▸ Data to process:
###

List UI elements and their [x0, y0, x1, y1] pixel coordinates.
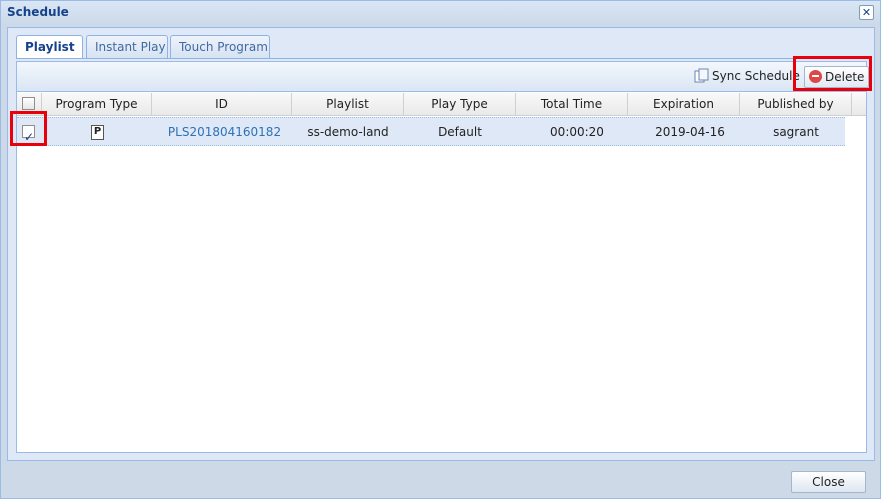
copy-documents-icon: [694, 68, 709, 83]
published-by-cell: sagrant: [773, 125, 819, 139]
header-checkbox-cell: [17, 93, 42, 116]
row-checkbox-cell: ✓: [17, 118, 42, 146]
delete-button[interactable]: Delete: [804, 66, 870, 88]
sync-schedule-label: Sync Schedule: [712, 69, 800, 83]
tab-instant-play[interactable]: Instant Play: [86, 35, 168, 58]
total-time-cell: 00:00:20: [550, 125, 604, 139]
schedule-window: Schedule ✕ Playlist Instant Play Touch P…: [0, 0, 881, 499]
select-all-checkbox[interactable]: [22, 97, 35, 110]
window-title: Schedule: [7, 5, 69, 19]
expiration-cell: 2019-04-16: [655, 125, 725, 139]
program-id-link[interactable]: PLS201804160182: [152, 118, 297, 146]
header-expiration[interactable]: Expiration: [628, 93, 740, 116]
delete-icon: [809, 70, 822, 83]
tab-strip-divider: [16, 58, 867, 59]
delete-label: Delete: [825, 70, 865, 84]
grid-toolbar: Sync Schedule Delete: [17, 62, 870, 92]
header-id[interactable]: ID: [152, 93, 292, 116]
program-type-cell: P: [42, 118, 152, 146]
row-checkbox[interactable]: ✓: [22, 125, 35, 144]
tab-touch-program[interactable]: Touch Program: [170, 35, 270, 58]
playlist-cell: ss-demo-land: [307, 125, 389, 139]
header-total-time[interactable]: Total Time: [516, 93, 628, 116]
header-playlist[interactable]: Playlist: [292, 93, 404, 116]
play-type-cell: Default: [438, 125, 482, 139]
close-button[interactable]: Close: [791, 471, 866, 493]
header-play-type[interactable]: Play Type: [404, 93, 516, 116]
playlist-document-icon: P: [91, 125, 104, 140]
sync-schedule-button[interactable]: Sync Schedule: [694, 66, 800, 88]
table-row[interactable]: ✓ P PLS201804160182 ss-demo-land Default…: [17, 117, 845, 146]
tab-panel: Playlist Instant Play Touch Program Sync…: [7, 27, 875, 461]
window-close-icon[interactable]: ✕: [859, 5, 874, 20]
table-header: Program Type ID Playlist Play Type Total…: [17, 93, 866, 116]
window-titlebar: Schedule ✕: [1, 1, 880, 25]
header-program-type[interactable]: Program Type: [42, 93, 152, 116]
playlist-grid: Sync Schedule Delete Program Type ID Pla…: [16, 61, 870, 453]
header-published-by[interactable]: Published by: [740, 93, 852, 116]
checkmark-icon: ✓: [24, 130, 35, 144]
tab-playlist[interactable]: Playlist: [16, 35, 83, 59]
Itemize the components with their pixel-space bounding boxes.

###

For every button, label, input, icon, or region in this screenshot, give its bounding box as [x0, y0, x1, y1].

###

Starting with the line containing "List UI elements" and going on through the line containing "header-id[interactable]: ID: [152, 93, 292, 116]", write those lines out again with "Sync Schedule" swapped for "Sync Timetable" and everything else left as is. Leave the pictures out.

List UI elements and their [x0, y0, x1, y1] pixel coordinates.
copy-documents-icon: [694, 68, 709, 83]
published-by-cell: sagrant: [773, 125, 819, 139]
header-checkbox-cell: [17, 93, 42, 116]
row-checkbox-cell: ✓: [17, 118, 42, 146]
delete-button[interactable]: Delete: [804, 66, 870, 88]
sync-schedule-label: Sync Timetable: [712, 69, 800, 83]
tab-instant-play[interactable]: Instant Play: [86, 35, 168, 58]
total-time-cell: 00:00:20: [550, 125, 604, 139]
schedule-window: Schedule ✕ Playlist Instant Play Touch P…: [0, 0, 881, 499]
select-all-checkbox[interactable]: [22, 97, 35, 110]
window-title: Schedule: [7, 5, 69, 19]
expiration-cell: 2019-04-16: [655, 125, 725, 139]
program-id-link[interactable]: PLS201804160182: [152, 118, 297, 146]
header-expiration[interactable]: Expiration: [628, 93, 740, 116]
delete-icon: [809, 70, 822, 83]
tab-strip-divider: [16, 58, 867, 59]
delete-label: Delete: [825, 70, 865, 84]
grid-toolbar: Sync Timetable Delete: [17, 62, 870, 92]
header-id[interactable]: ID: [152, 93, 292, 116]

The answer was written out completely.